(Stored entries)
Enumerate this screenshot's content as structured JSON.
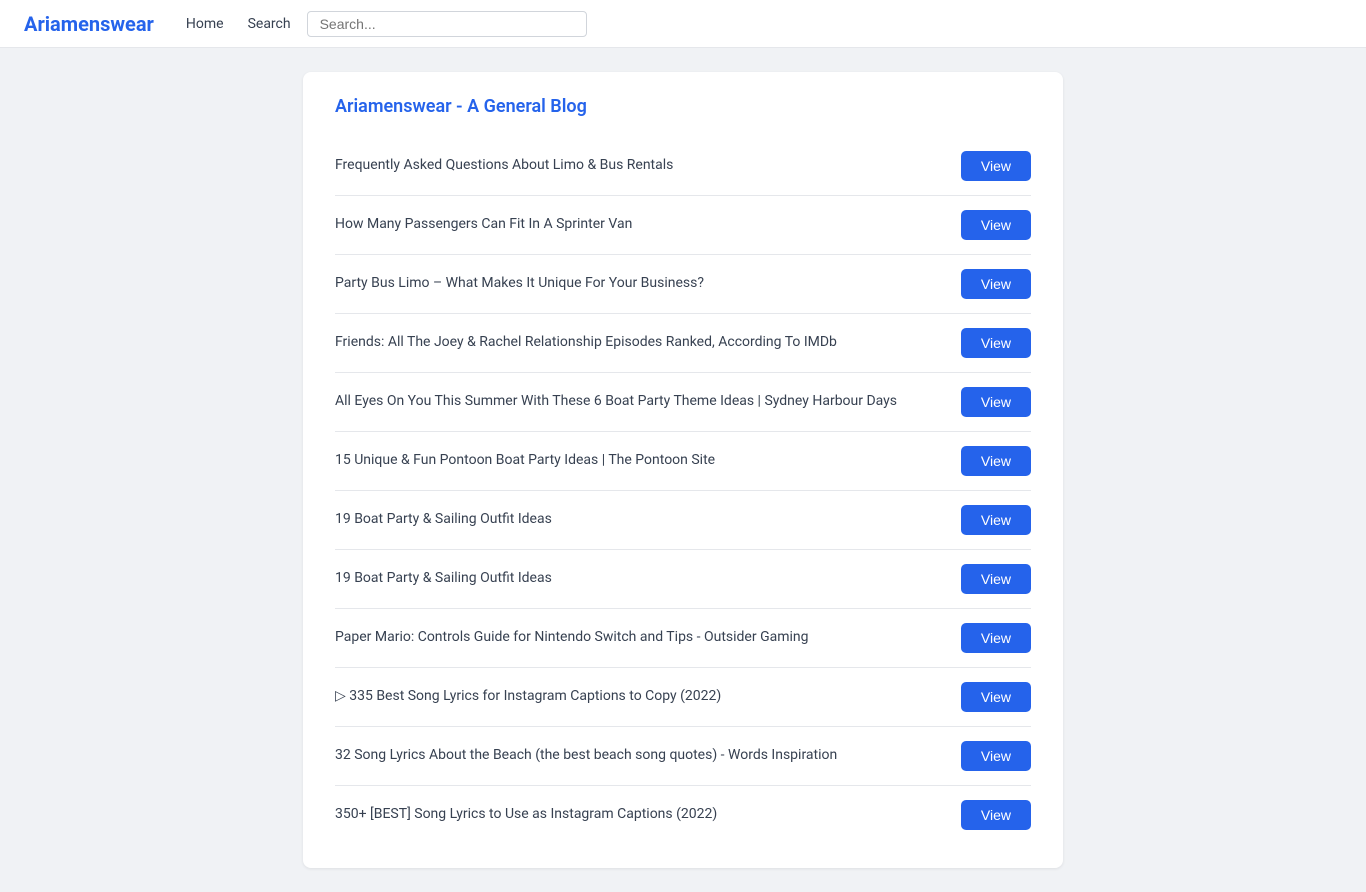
{
  "navbar": {
    "brand": "Ariamenswear",
    "links": [
      {
        "label": "Home"
      },
      {
        "label": "Search"
      }
    ],
    "search_placeholder": "Search..."
  },
  "blog": {
    "title": "Ariamenswear - A General Blog",
    "posts": [
      {
        "title": "Frequently Asked Questions About Limo & Bus Rentals",
        "btn": "View"
      },
      {
        "title": "How Many Passengers Can Fit In A Sprinter Van",
        "btn": "View"
      },
      {
        "title": "Party Bus Limo – What Makes It Unique For Your Business?",
        "btn": "View"
      },
      {
        "title": "Friends: All The Joey & Rachel Relationship Episodes Ranked, According To IMDb",
        "btn": "View"
      },
      {
        "title": "All Eyes On You This Summer With These 6 Boat Party Theme Ideas | Sydney Harbour Days",
        "btn": "View"
      },
      {
        "title": "15 Unique & Fun Pontoon Boat Party Ideas | The Pontoon Site",
        "btn": "View"
      },
      {
        "title": "19 Boat Party & Sailing Outfit Ideas",
        "btn": "View"
      },
      {
        "title": "19 Boat Party & Sailing Outfit Ideas",
        "btn": "View"
      },
      {
        "title": "Paper Mario: Controls Guide for Nintendo Switch and Tips - Outsider Gaming",
        "btn": "View"
      },
      {
        "title": "▷ 335 Best Song Lyrics for Instagram Captions to Copy (2022)",
        "btn": "View"
      },
      {
        "title": "32 Song Lyrics About the Beach (the best beach song quotes) - Words Inspiration",
        "btn": "View"
      },
      {
        "title": "350+ [BEST] Song Lyrics to Use as Instagram Captions (2022)",
        "btn": "View"
      }
    ]
  }
}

# [Task details]
In this exercise, set down all of the data exactly, without the pictures.

# [Solved problem]
Enumerate this screenshot's content as structured JSON.
{
  "navbar": {
    "brand": "Ariamenswear",
    "links": [
      {
        "label": "Home"
      },
      {
        "label": "Search"
      }
    ],
    "search_placeholder": "Search..."
  },
  "blog": {
    "title": "Ariamenswear - A General Blog",
    "posts": [
      {
        "title": "Frequently Asked Questions About Limo & Bus Rentals",
        "btn": "View"
      },
      {
        "title": "How Many Passengers Can Fit In A Sprinter Van",
        "btn": "View"
      },
      {
        "title": "Party Bus Limo – What Makes It Unique For Your Business?",
        "btn": "View"
      },
      {
        "title": "Friends: All The Joey & Rachel Relationship Episodes Ranked, According To IMDb",
        "btn": "View"
      },
      {
        "title": "All Eyes On You This Summer With These 6 Boat Party Theme Ideas | Sydney Harbour Days",
        "btn": "View"
      },
      {
        "title": "15 Unique & Fun Pontoon Boat Party Ideas | The Pontoon Site",
        "btn": "View"
      },
      {
        "title": "19 Boat Party & Sailing Outfit Ideas",
        "btn": "View"
      },
      {
        "title": "19 Boat Party & Sailing Outfit Ideas",
        "btn": "View"
      },
      {
        "title": "Paper Mario: Controls Guide for Nintendo Switch and Tips - Outsider Gaming",
        "btn": "View"
      },
      {
        "title": "▷ 335 Best Song Lyrics for Instagram Captions to Copy (2022)",
        "btn": "View"
      },
      {
        "title": "32 Song Lyrics About the Beach (the best beach song quotes) - Words Inspiration",
        "btn": "View"
      },
      {
        "title": "350+ [BEST] Song Lyrics to Use as Instagram Captions (2022)",
        "btn": "View"
      }
    ]
  }
}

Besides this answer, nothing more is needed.